**Directions for this task**
Please render each line of the data below as a numbered list, leaving out blank lines and the pictures.

**Data shown**
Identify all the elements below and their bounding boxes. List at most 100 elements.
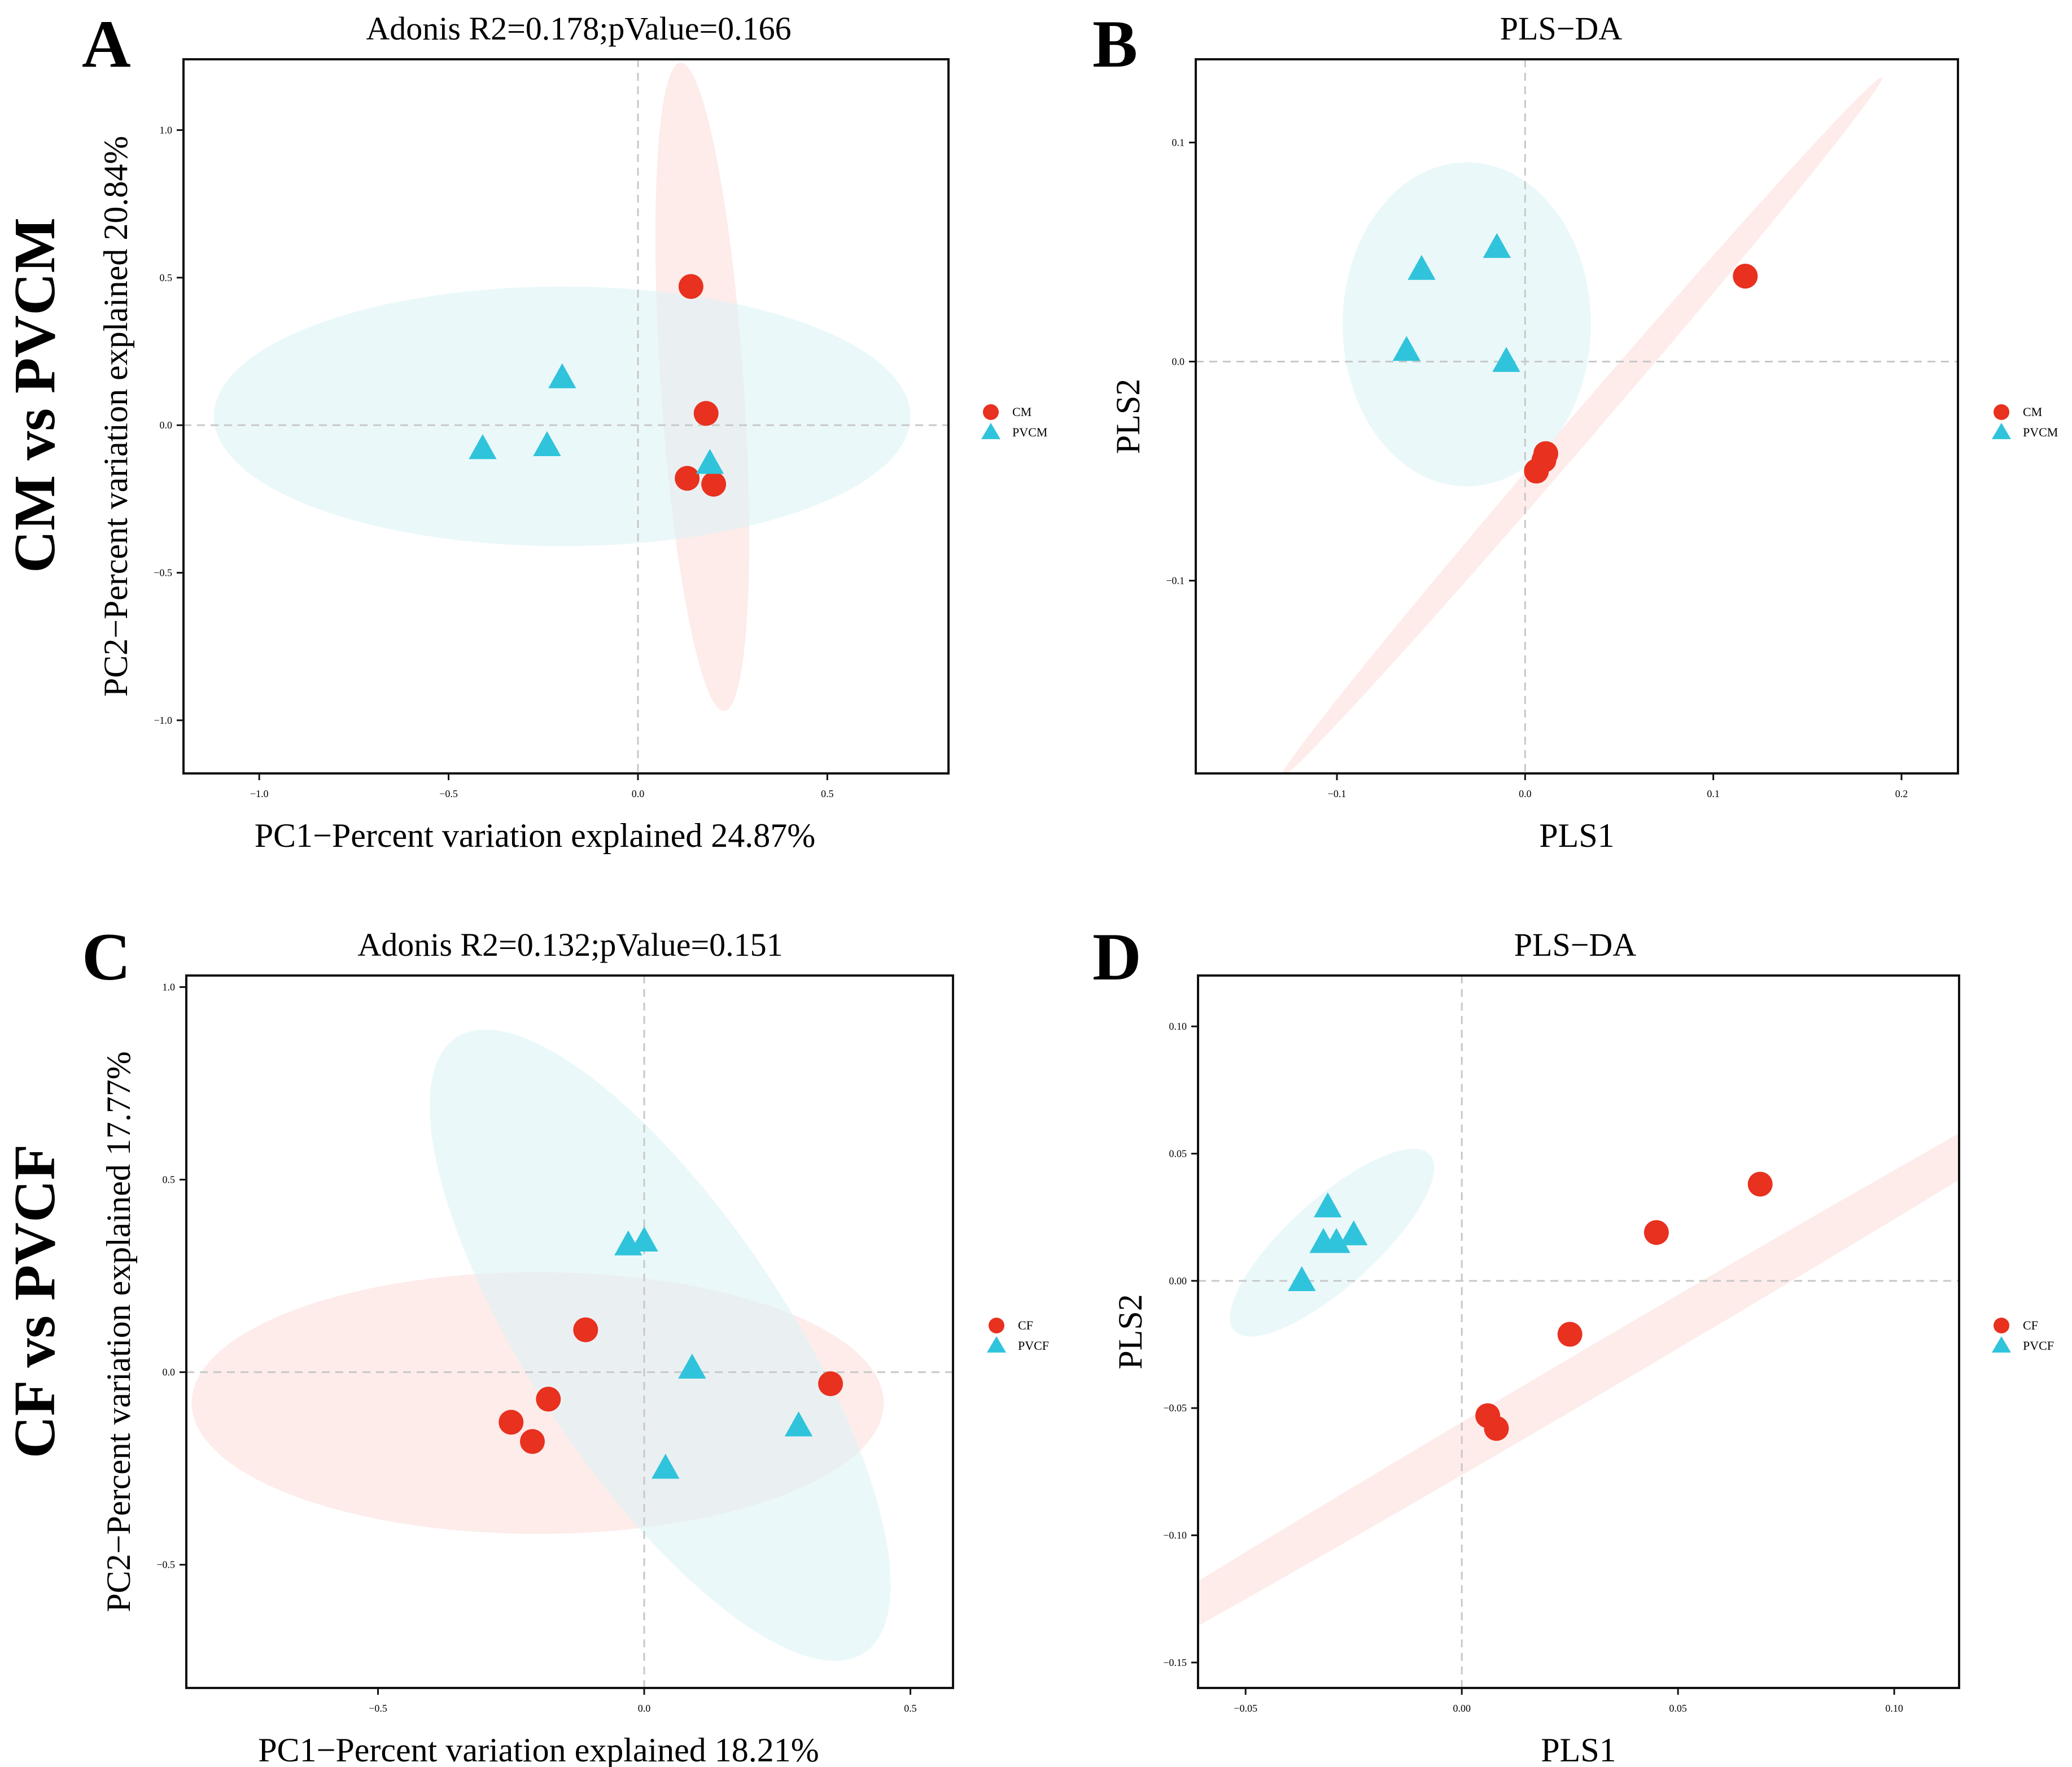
panel-c-y-tick-label-1: −0.5 xyxy=(156,1559,175,1571)
panel-d-y-axis-label: PLS2 xyxy=(1112,1294,1149,1369)
panel-a-legend-label-pvcm: PVCM xyxy=(1012,425,1047,439)
panel-d-point-cf-5 xyxy=(1484,1416,1509,1441)
panel-c-x-axis-label: PC1−Percent variation explained 18.21% xyxy=(258,1731,819,1767)
panel-b-y-tick-label-3: 0.1 xyxy=(1172,137,1185,148)
panel-c-x-tick-label-2: 0.0 xyxy=(638,1703,651,1714)
panel-c-point-cf-2 xyxy=(536,1387,561,1412)
panel-d-title: PLS−DA xyxy=(1514,926,1637,963)
panel-b-x-tick-label-2: 0.0 xyxy=(1519,788,1532,799)
panel-c-x-tick-label-1: −0.5 xyxy=(369,1703,387,1714)
row-label-cm-vs-pvcm: CM vs PVCM xyxy=(2,217,67,573)
panel-a-y-tick-label-1: −1.0 xyxy=(154,715,172,726)
panel-d-plot-area xyxy=(1198,976,1959,1688)
panel-a-legend-marker-pvcm xyxy=(981,423,1000,439)
panel-d-point-cf-2 xyxy=(1643,1220,1669,1245)
panel-a-x-tick-label-4: 0.5 xyxy=(821,788,834,799)
panel-d-y-tick-label-2: −0.10 xyxy=(1163,1530,1187,1541)
panel-c-y-axis-label: PC2−Percent variation explained 17.77% xyxy=(100,1051,137,1612)
panel-b-plsda-plot: PLS−DA −0.1 0.0 0.1 0.2 −0.1 0.0 0.1 PLS1 PLS2 CM P… xyxy=(1109,10,2058,854)
panel-d-x-tick-label-3: 0.05 xyxy=(1669,1703,1687,1714)
panel-a-x-tick-label-1: −1.0 xyxy=(250,788,269,799)
panel-c-legend: CF PVCF xyxy=(987,1318,1049,1353)
panel-letter-c: C xyxy=(82,919,131,994)
panel-d-x-tick-label-4: 0.10 xyxy=(1885,1703,1903,1714)
panel-b-y-tick-label-2: 0.0 xyxy=(1172,356,1185,367)
panel-b-legend-marker-pvcm xyxy=(1992,423,2011,439)
panel-a-point-cm-3 xyxy=(675,466,700,491)
panel-c-legend-marker-cf xyxy=(989,1318,1004,1333)
panel-c-y-tick-label-2: 0.0 xyxy=(163,1367,176,1378)
panel-b-plot-area xyxy=(1196,59,1958,773)
panel-c-y-tick-label-4: 1.0 xyxy=(163,981,176,992)
panel-a-frame xyxy=(182,58,950,775)
panel-a-y-tick-label-5: 1.0 xyxy=(160,124,173,135)
panel-a-plot-area xyxy=(183,59,948,773)
panel-a-x-axis-label: PC1−Percent variation explained 24.87% xyxy=(255,817,816,854)
panel-a-y-tick-label-2: −0.5 xyxy=(154,567,172,579)
panel-a-point-cm-1 xyxy=(678,274,703,299)
panel-b-point-cm-4 xyxy=(1524,458,1549,484)
panel-a-ellipse-pvcm xyxy=(213,286,911,546)
panel-d-point-pvcf-3 xyxy=(1322,1228,1350,1253)
panel-c-point-pvcf-3 xyxy=(678,1353,706,1379)
row-label-cf-vs-pvcf: CF vs PVCF xyxy=(2,1144,67,1459)
panel-d-y-tick-label-4: 0.00 xyxy=(1169,1275,1187,1287)
panel-a-x-tick-label-3: 0.0 xyxy=(632,788,645,799)
panel-c-title: Adonis R2=0.132;pValue=0.151 xyxy=(357,926,783,963)
panel-d-x-tick-label-2: 0.00 xyxy=(1453,1703,1471,1714)
panel-d-legend-marker-pvcf xyxy=(1992,1336,2011,1353)
panel-d-legend: CF PVCF xyxy=(1992,1318,2054,1353)
panel-c-point-pvcf-4 xyxy=(652,1454,680,1479)
panel-b-legend-label-cm: CM xyxy=(2023,405,2042,419)
panel-a-y-tick-label-4: 0.5 xyxy=(160,272,173,283)
panel-c-point-cf-4 xyxy=(519,1429,545,1454)
panel-b-x-tick-label-1: −0.1 xyxy=(1328,788,1347,799)
panel-letter-b: B xyxy=(1092,6,1138,81)
panel-d-point-pvcf-1 xyxy=(1314,1192,1342,1218)
panel-b-y-tick-label-1: −0.1 xyxy=(1166,575,1184,587)
panel-c-legend-label-pvcf: PVCF xyxy=(1018,1339,1049,1353)
panel-b-point-pvcm-4 xyxy=(1492,347,1520,372)
panel-b-point-pvcm-3 xyxy=(1392,336,1421,361)
panel-c-point-pvcf-5 xyxy=(784,1411,813,1437)
panel-a-point-pvcm-1 xyxy=(548,363,576,388)
panel-d-x-axis-label: PLS1 xyxy=(1541,1731,1616,1767)
panel-b-title: PLS−DA xyxy=(1500,10,1623,47)
panel-b-ellipse-cm xyxy=(1282,77,1883,773)
panel-c-x-tick-label-3: 0.5 xyxy=(904,1703,917,1714)
panel-d-legend-label-pvcf: PVCF xyxy=(2023,1339,2054,1353)
panel-d-ellipse-cf xyxy=(1198,1133,1959,1626)
panel-d-y-tick-label-3: −0.05 xyxy=(1163,1402,1187,1414)
panel-c-pcoa-plot: Adonis R2=0.132;pValue=0.151 −0.5 0.0 0.5 −0… xyxy=(100,926,1049,1767)
panel-d-y-tick-label-1: −0.15 xyxy=(1163,1657,1187,1668)
panel-d-x-tick-label-1: −0.05 xyxy=(1234,1703,1257,1714)
panel-c-plot-area xyxy=(186,976,953,1688)
panel-c-frame xyxy=(185,974,954,1689)
panel-a-point-pvcm-4 xyxy=(696,449,724,474)
panel-d-legend-marker-cf xyxy=(1994,1318,2009,1333)
panel-b-x-axis-label: PLS1 xyxy=(1539,817,1614,854)
panel-d-y-tick-label-5: 0.05 xyxy=(1169,1148,1187,1160)
panel-b-ellipse-pvcm xyxy=(1343,162,1591,487)
panel-a-x-tick-label-2: −0.5 xyxy=(439,788,458,799)
panel-a-point-cm-2 xyxy=(693,401,719,426)
panel-d-point-cf-3 xyxy=(1557,1322,1583,1347)
panel-d-point-pvcf-4 xyxy=(1340,1220,1368,1245)
panel-d-plsda-plot: PLS−DA −0.05 0.00 0.05 0.10 −0.15 −0.10 −0.05 0.… xyxy=(1112,926,2054,1767)
panel-b-y-axis-label: PLS2 xyxy=(1109,379,1147,454)
panel-c-point-pvcf-2 xyxy=(630,1226,658,1252)
panel-a-point-cm-4 xyxy=(701,471,727,497)
panel-a-legend-marker-cm xyxy=(983,404,999,420)
panel-c-point-cf-5 xyxy=(818,1371,843,1397)
panel-a-y-tick-label-3: 0.0 xyxy=(160,419,173,431)
panel-a-legend-label-cm: CM xyxy=(1012,405,1031,419)
panel-c-point-cf-3 xyxy=(499,1410,524,1435)
panel-b-point-cm-1 xyxy=(1733,264,1758,289)
panel-a-legend: CM PVCM xyxy=(981,404,1047,439)
panel-a-title: Adonis R2=0.178;pValue=0.166 xyxy=(366,10,791,47)
panel-c-legend-marker-pvcf xyxy=(987,1336,1006,1353)
panel-b-legend: CM PVCM xyxy=(1992,404,2058,439)
panel-d-frame xyxy=(1197,974,1960,1689)
panel-a-y-axis-label: PC2−Percent variation explained 20.84% xyxy=(97,136,134,697)
panel-b-point-pvcm-2 xyxy=(1483,233,1511,258)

**Right answer**
1. Identify all the elements below and their bounding boxes. List at most 100 elements.
2. panel-c-y-tick-label-1: −0.5 xyxy=(156,1559,175,1571)
3. panel-d-y-axis-label: PLS2 xyxy=(1112,1294,1149,1369)
4. panel-a-legend-label-pvcm: PVCM xyxy=(1012,425,1047,439)
5. panel-d-point-cf-5 xyxy=(1484,1416,1509,1441)
6. panel-c-x-axis-label: PC1−Percent variation explained 18.21% xyxy=(258,1731,819,1767)
7. panel-b-y-tick-label-3: 0.1 xyxy=(1172,137,1185,148)
8. panel-c-x-tick-label-2: 0.0 xyxy=(638,1703,651,1714)
9. panel-c-point-cf-2 xyxy=(536,1387,561,1412)
10. panel-d-title: PLS−DA xyxy=(1514,926,1637,963)
11. panel-b-x-tick-label-2: 0.0 xyxy=(1519,788,1532,799)
12. panel-c-x-tick-label-1: −0.5 xyxy=(369,1703,387,1714)
13. row-label-cm-vs-pvcm: CM vs PVCM xyxy=(2,217,67,573)
14. panel-a-y-tick-label-1: −1.0 xyxy=(154,715,172,726)
15. panel-d-plot-area xyxy=(1198,976,1959,1688)
16. panel-a-legend-marker-pvcm xyxy=(981,423,1000,439)
17. panel-d-point-cf-2 xyxy=(1643,1220,1669,1245)
18. panel-a-x-tick-label-4: 0.5 xyxy=(821,788,834,799)
19. panel-d-y-tick-label-2: −0.10 xyxy=(1163,1530,1187,1541)
20. panel-c-y-axis-label: PC2−Percent variation explained 17.77% xyxy=(100,1051,137,1612)
21. panel-b-plsda-plot: PLS−DA −0.1 0.0 0.1 0.2 −0.1 0.0 0.1 PLS1 PLS2 CM P… xyxy=(1109,10,2058,854)
22. panel-d-x-tick-label-3: 0.05 xyxy=(1669,1703,1687,1714)
23. panel-a-x-tick-label-1: −1.0 xyxy=(250,788,269,799)
24. panel-c-legend: CF PVCF xyxy=(987,1318,1049,1353)
25. panel-letter-c: C xyxy=(82,919,131,994)
26. panel-d-x-tick-label-4: 0.10 xyxy=(1885,1703,1903,1714)
27. panel-b-y-tick-label-2: 0.0 xyxy=(1172,356,1185,367)
28. panel-b-legend-marker-pvcm xyxy=(1992,423,2011,439)
29. panel-a-point-cm-3 xyxy=(675,466,700,491)
30. panel-c-legend-marker-cf xyxy=(989,1318,1004,1333)
31. panel-c-y-tick-label-2: 0.0 xyxy=(163,1367,176,1378)
32. panel-b-plot-area xyxy=(1196,59,1958,773)
33. panel-c-y-tick-label-4: 1.0 xyxy=(163,981,176,992)
34. panel-a-frame xyxy=(182,58,950,775)
35. panel-a-y-tick-label-5: 1.0 xyxy=(160,124,173,135)
36. panel-a-plot-area xyxy=(183,59,948,773)
37. panel-a-x-axis-label: PC1−Percent variation explained 24.87% xyxy=(255,817,816,854)
38. panel-a-y-tick-label-2: −0.5 xyxy=(154,567,172,579)
39. panel-a-point-cm-1 xyxy=(678,274,703,299)
40. panel-b-point-cm-4 xyxy=(1524,458,1549,484)
41. panel-a-ellipse-pvcm xyxy=(213,286,911,546)
42. panel-d-point-pvcf-3 xyxy=(1322,1228,1350,1253)
43. panel-c-point-pvcf-3 xyxy=(678,1353,706,1379)
44. row-label-cf-vs-pvcf: CF vs PVCF xyxy=(2,1144,67,1459)
45. panel-d-y-tick-label-4: 0.00 xyxy=(1169,1275,1187,1287)
46. panel-a-x-tick-label-3: 0.0 xyxy=(632,788,645,799)
47. panel-c-title: Adonis R2=0.132;pValue=0.151 xyxy=(357,926,783,963)
48. panel-d-x-tick-label-2: 0.00 xyxy=(1453,1703,1471,1714)
49. panel-d-legend-marker-pvcf xyxy=(1992,1336,2011,1353)
50. panel-d-legend: CF PVCF xyxy=(1992,1318,2054,1353)
51. panel-c-point-pvcf-4 xyxy=(652,1454,680,1479)
52. panel-b-legend-label-cm: CM xyxy=(2023,405,2042,419)
53. panel-a-y-tick-label-4: 0.5 xyxy=(160,272,173,283)
54. panel-c-point-cf-4 xyxy=(519,1429,545,1454)
55. panel-b-x-tick-label-1: −0.1 xyxy=(1328,788,1347,799)
56. panel-letter-b: B xyxy=(1092,6,1138,81)
57. panel-d-point-pvcf-1 xyxy=(1314,1192,1342,1218)
58. panel-b-y-tick-label-1: −0.1 xyxy=(1166,575,1184,587)
59. panel-c-legend-label-pvcf: PVCF xyxy=(1018,1339,1049,1353)
60. panel-b-point-pvcm-4 xyxy=(1492,347,1520,372)
61. panel-b-point-pvcm-3 xyxy=(1392,336,1421,361)
62. panel-c-point-pvcf-5 xyxy=(784,1411,813,1437)
63. panel-a-point-pvcm-1 xyxy=(548,363,576,388)
64. panel-d-x-axis-label: PLS1 xyxy=(1541,1731,1616,1767)
65. panel-b-title: PLS−DA xyxy=(1500,10,1623,47)
66. panel-b-ellipse-cm xyxy=(1282,77,1883,773)
67. panel-c-x-tick-label-3: 0.5 xyxy=(904,1703,917,1714)
68. panel-d-legend-label-pvcf: PVCF xyxy=(2023,1339,2054,1353)
69. panel-d-ellipse-cf xyxy=(1198,1133,1959,1626)
70. panel-d-y-tick-label-3: −0.05 xyxy=(1163,1402,1187,1414)
71. panel-c-pcoa-plot: Adonis R2=0.132;pValue=0.151 −0.5 0.0 0.5 −0… xyxy=(100,926,1049,1767)
72. panel-d-y-tick-label-1: −0.15 xyxy=(1163,1657,1187,1668)
73. panel-d-x-tick-label-1: −0.05 xyxy=(1234,1703,1257,1714)
74. panel-c-plot-area xyxy=(186,976,953,1688)
75. panel-c-frame xyxy=(185,974,954,1689)
76. panel-a-point-pvcm-4 xyxy=(696,449,724,474)
77. panel-d-legend-marker-cf xyxy=(1994,1318,2009,1333)
78. panel-b-x-axis-label: PLS1 xyxy=(1539,817,1614,854)
79. panel-d-y-tick-label-5: 0.05 xyxy=(1169,1148,1187,1160)
80. panel-b-ellipse-pvcm xyxy=(1343,162,1591,487)
81. panel-a-x-tick-label-2: −0.5 xyxy=(439,788,458,799)
82. panel-a-point-cm-2 xyxy=(693,401,719,426)
83. panel-d-point-cf-3 xyxy=(1557,1322,1583,1347)
84. panel-d-point-pvcf-4 xyxy=(1340,1220,1368,1245)
85. panel-d-plsda-plot: PLS−DA −0.05 0.00 0.05 0.10 −0.15 −0.10 −0.05 0.… xyxy=(1112,926,2054,1767)
86. panel-b-y-axis-label: PLS2 xyxy=(1109,379,1147,454)
87. panel-c-point-pvcf-2 xyxy=(630,1226,658,1252)
88. panel-a-point-cm-4 xyxy=(701,471,727,497)
89. panel-a-legend-marker-cm xyxy=(983,404,999,420)
90. panel-c-point-cf-5 xyxy=(818,1371,843,1397)
91. panel-a-y-tick-label-3: 0.0 xyxy=(160,419,173,431)
92. panel-a-legend-label-cm: CM xyxy=(1012,405,1031,419)
93. panel-c-point-cf-3 xyxy=(499,1410,524,1435)
94. panel-b-point-cm-1 xyxy=(1733,264,1758,289)
95. panel-a-legend: CM PVCM xyxy=(981,404,1047,439)
96. panel-a-title: Adonis R2=0.178;pValue=0.166 xyxy=(366,10,791,47)
97. panel-c-legend-marker-pvcf xyxy=(987,1336,1006,1353)
98. panel-b-legend: CM PVCM xyxy=(1992,404,2058,439)
99. panel-d-frame xyxy=(1197,974,1960,1689)
100. panel-a-y-axis-label: PC2−Percent variation explained 20.84% xyxy=(97,136,134,697)
101. panel-b-point-pvcm-2 xyxy=(1483,233,1511,258)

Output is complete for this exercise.